• Problem to work on
Every line of the data must be copied exactly.

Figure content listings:

□ □ □ □ □ □ □

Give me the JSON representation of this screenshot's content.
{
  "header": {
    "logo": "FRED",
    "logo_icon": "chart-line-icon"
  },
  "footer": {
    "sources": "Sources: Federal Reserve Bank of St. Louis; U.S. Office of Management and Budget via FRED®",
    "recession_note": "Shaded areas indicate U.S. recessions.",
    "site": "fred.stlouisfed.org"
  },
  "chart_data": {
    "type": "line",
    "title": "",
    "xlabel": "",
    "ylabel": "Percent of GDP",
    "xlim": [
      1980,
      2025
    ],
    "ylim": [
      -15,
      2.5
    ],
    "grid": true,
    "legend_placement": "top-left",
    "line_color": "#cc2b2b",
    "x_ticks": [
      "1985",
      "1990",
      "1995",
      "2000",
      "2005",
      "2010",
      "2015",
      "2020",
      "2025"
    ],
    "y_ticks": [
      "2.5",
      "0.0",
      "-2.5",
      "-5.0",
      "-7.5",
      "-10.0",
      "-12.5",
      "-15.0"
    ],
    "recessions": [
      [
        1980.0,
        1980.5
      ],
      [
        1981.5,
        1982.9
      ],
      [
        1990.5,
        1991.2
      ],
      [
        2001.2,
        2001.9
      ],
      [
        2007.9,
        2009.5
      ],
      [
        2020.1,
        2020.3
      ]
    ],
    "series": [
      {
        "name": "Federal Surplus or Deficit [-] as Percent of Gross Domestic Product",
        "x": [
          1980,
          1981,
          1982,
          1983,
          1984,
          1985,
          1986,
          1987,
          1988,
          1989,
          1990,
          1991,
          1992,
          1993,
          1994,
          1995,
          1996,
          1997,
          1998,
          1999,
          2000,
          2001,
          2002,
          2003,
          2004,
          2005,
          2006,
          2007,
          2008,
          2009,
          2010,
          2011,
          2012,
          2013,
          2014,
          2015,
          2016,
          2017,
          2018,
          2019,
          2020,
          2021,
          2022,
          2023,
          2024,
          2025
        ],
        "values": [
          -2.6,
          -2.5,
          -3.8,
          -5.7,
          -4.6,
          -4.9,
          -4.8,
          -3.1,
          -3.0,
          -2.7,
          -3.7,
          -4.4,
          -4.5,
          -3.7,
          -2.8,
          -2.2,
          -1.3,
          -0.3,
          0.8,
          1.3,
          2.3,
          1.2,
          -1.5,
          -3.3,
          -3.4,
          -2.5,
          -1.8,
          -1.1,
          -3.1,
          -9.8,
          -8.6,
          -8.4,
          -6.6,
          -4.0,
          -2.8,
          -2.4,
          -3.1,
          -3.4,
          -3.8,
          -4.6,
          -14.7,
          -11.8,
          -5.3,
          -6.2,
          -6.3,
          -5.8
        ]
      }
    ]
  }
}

□ □ □ □ □ □ □

• Exercise output
Give me the JSON representation of this screenshot's content.
{
  "header": {
    "logo": "FRED",
    "logo_icon": "chart-line-icon"
  },
  "footer": {
    "sources": "Sources: Federal Reserve Bank of St. Louis; U.S. Office of Management and Budget via FRED®",
    "recession_note": "Shaded areas indicate U.S. recessions.",
    "site": "fred.stlouisfed.org"
  },
  "chart_data": {
    "type": "line",
    "title": "",
    "xlabel": "",
    "ylabel": "Percent of GDP",
    "xlim": [
      1980,
      2025
    ],
    "ylim": [
      -15,
      2.5
    ],
    "grid": true,
    "legend_placement": "top-left",
    "line_color": "#cc2b2b",
    "x_ticks": [
      "1985",
      "1990",
      "1995",
      "2000",
      "2005",
      "2010",
      "2015",
      "2020",
      "2025"
    ],
    "y_ticks": [
      "2.5",
      "0.0",
      "-2.5",
      "-5.0",
      "-7.5",
      "-10.0",
      "-12.5",
      "-15.0"
    ],
    "recessions": [
      [
        1980.0,
        1980.5
      ],
      [
        1981.5,
        1982.9
      ],
      [
        1990.5,
        1991.2
      ],
      [
        2001.2,
        2001.9
      ],
      [
        2007.9,
        2009.5
      ],
      [
        2020.1,
        2020.3
      ]
    ],
    "series": [
      {
        "name": "Federal Surplus or Deficit [-] as Percent of Gross Domestic Product",
        "x": [
          1980,
          1981,
          1982,
          1983,
          1984,
          1985,
          1986,
          1987,
          1988,
          1989,
          1990,
          1991,
          1992,
          1993,
          1994,
          1995,
          1996,
          1997,
          1998,
          1999,
          2000,
          2001,
          2002,
          2003,
          2004,
          2005,
          2006,
          2007,
          2008,
          2009,
          2010,
          2011,
          2012,
          2013,
          2014,
          2015,
          2016,
          2017,
          2018,
          2019,
          2020,
          2021,
          2022,
          2023,
          2024,
          2025
        ],
        "values": [
          -2.6,
          -2.5,
          -3.8,
          -5.7,
          -4.6,
          -4.9,
          -4.8,
          -3.1,
          -3.0,
          -2.7,
          -3.7,
          -4.4,
          -4.5,
          -3.7,
          -2.8,
          -2.2,
          -1.3,
          -0.3,
          0.8,
          1.3,
          2.3,
          1.2,
          -1.5,
          -3.3,
          -3.4,
          -2.5,
          -1.8,
          -1.1,
          -3.1,
          -9.8,
          -8.6,
          -8.4,
          -6.6,
          -4.0,
          -2.8,
          -2.4,
          -3.1,
          -3.4,
          -3.8,
          -4.6,
          -14.7,
          -11.8,
          -5.3,
          -6.2,
          -6.3,
          -5.8
        ]
      }
    ]
  }
}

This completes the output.